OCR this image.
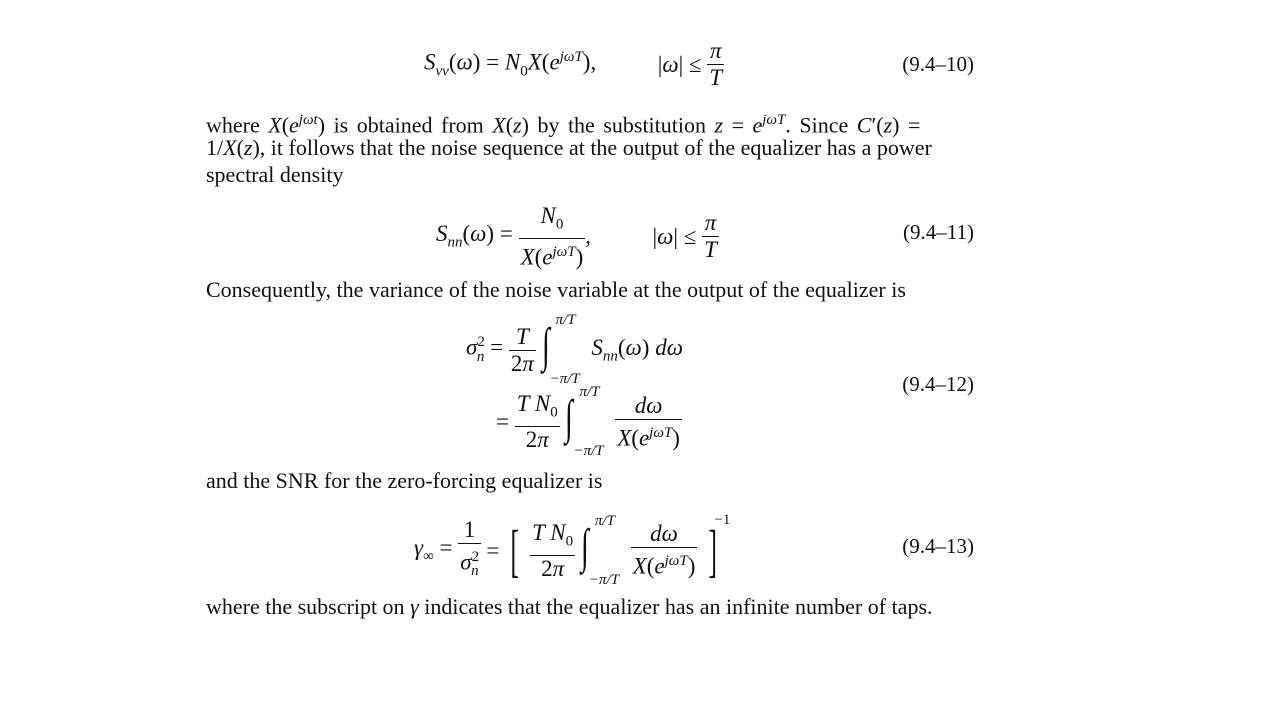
$S_{vv}(\omega) = N_0X(e^{j\omega T})$,	$|\omega| \le \frac{\pi}{T}$	(9.4–10)
where $X(e^{j\omega t})$ is obtained from X(z) by the substitution $z = e^{j\omega T}$. Since C′(z) =
1/X(z), it follows that the noise sequence at the output of the equalizer has a power
spectral density
$S_{nn}(\omega) = \frac{N_0}{X(e^{j\omega T})}$ ,	$|\omega| \le \frac{\pi}{T}$	(9.4–11)
Consequently, the variance of the noise variable at the output of the equalizer is
$\sigma^2_n = \frac{T}{2\pi}$
∫ π/T
−π/T
$S_{nn}(\omega)$ dω
= $\frac{T N_0}{2\pi}$
∫ π/T
−π/T
$\frac{d\omega}{X(e^{j\omega T})}$
(9.4–12)
and the SNR for the zero-forcing equalizer is
$\gamma_\infty = \frac{1}{\sigma^2_n}$ = [ $\frac{T N_0}{2\pi}$
∫ π/T
−π/T
$\frac{d\omega}{X(e^{j\omega T})} ]^{-1}$
(9.4–13)
where the subscript on γ indicates that the equalizer has an infinite number of taps.
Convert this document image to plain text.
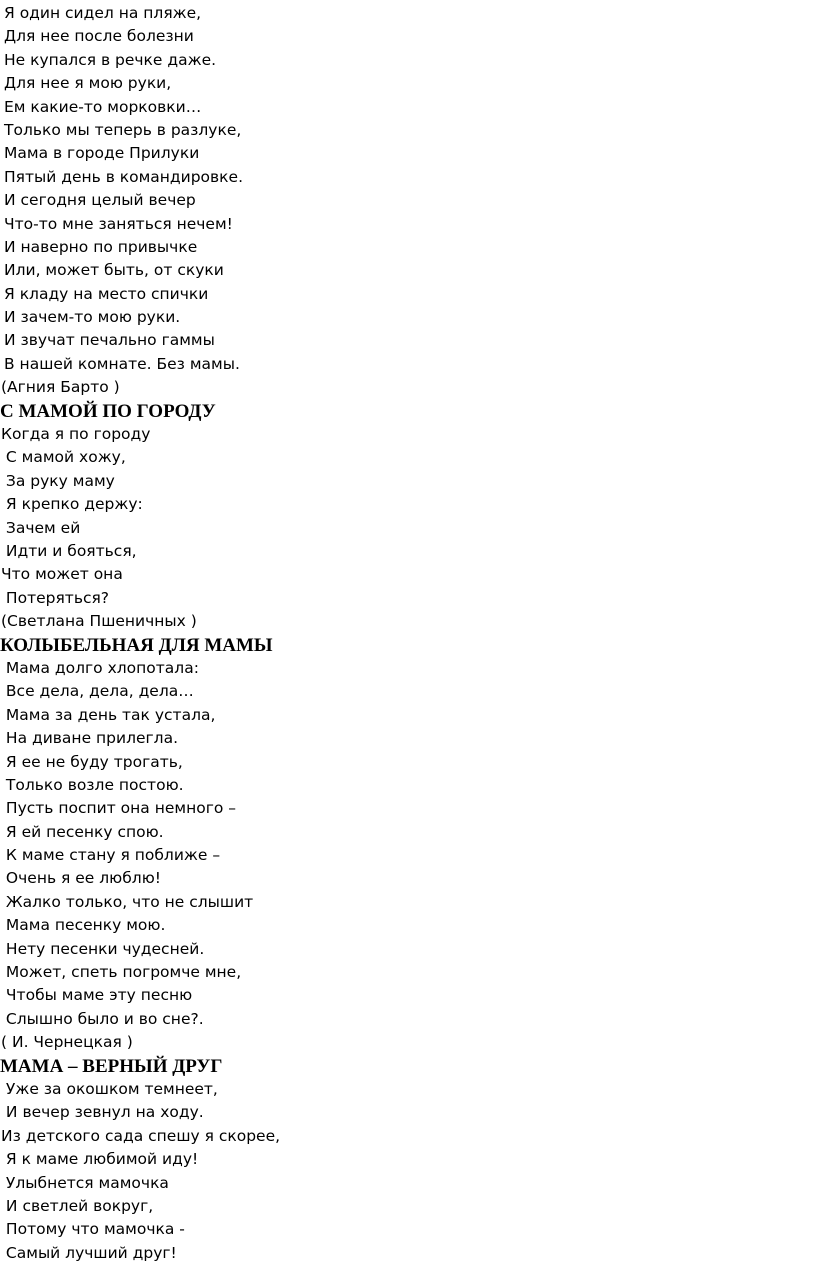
Я один сидел на пляже,
Для нее после болезни
Не купался в речке даже.
Для нее я мою руки,
Ем какие-то морковки…
Только мы теперь в разлуке,
Мама в городе Прилуки
Пятый день в командировке.
И сегодня целый вечер
Что-то мне заняться нечем!
И наверно по привычке
Или, может быть, от скуки
Я кладу на место спички
И зачем-то мою руки.
И звучат печально гаммы
В нашей комнате. Без мамы.
(Агния Барто )
С МАМОЙ ПО ГОРОДУ
Когда я по городу
С мамой хожу,
За руку маму
Я крепко держу:
Зачем ей
Идти и бояться,
Что может она
Потеряться?
(Светлана Пшеничных )
КОЛЫБЕЛЬНАЯ ДЛЯ МАМЫ
Мама долго хлопотала:
Все дела, дела, дела…
Мама за день так устала,
На диване прилегла.
Я ее не буду трогать,
Только возле постою.
Пусть поспит она немного –
Я ей песенку спою.
К маме стану я поближе –
Очень я ее люблю!
Жалко только, что не слышит
Мама песенку мою.
Нету песенки чудесней.
Может, спеть погромче мне,
Чтобы маме эту песню
Слышно было и во сне?.
( И. Чернецкая )
МАМА – ВЕРНЫЙ ДРУГ
Уже за окошком темнеет,
И вечер зевнул на ходу.
Из детского сада спешу я скорее,
Я к маме любимой иду!
Улыбнется мамочка
И светлей вокруг,
Потому что мамочка -
Самый лучший друг!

------------------------------------------------------------

(Exercise goal):
In the records, locate each line holding the string "equalizer" and copy it.

(Complete response):
1/X(z), it follows that the noise sequence at the output of the equalizer has a power
Consequently, the variance of the noise variable at the output of the equalizer is
and the SNR for the zero-forcing equalizer is
where the subscript on γ indicates that the equalizer has an infinite number of taps.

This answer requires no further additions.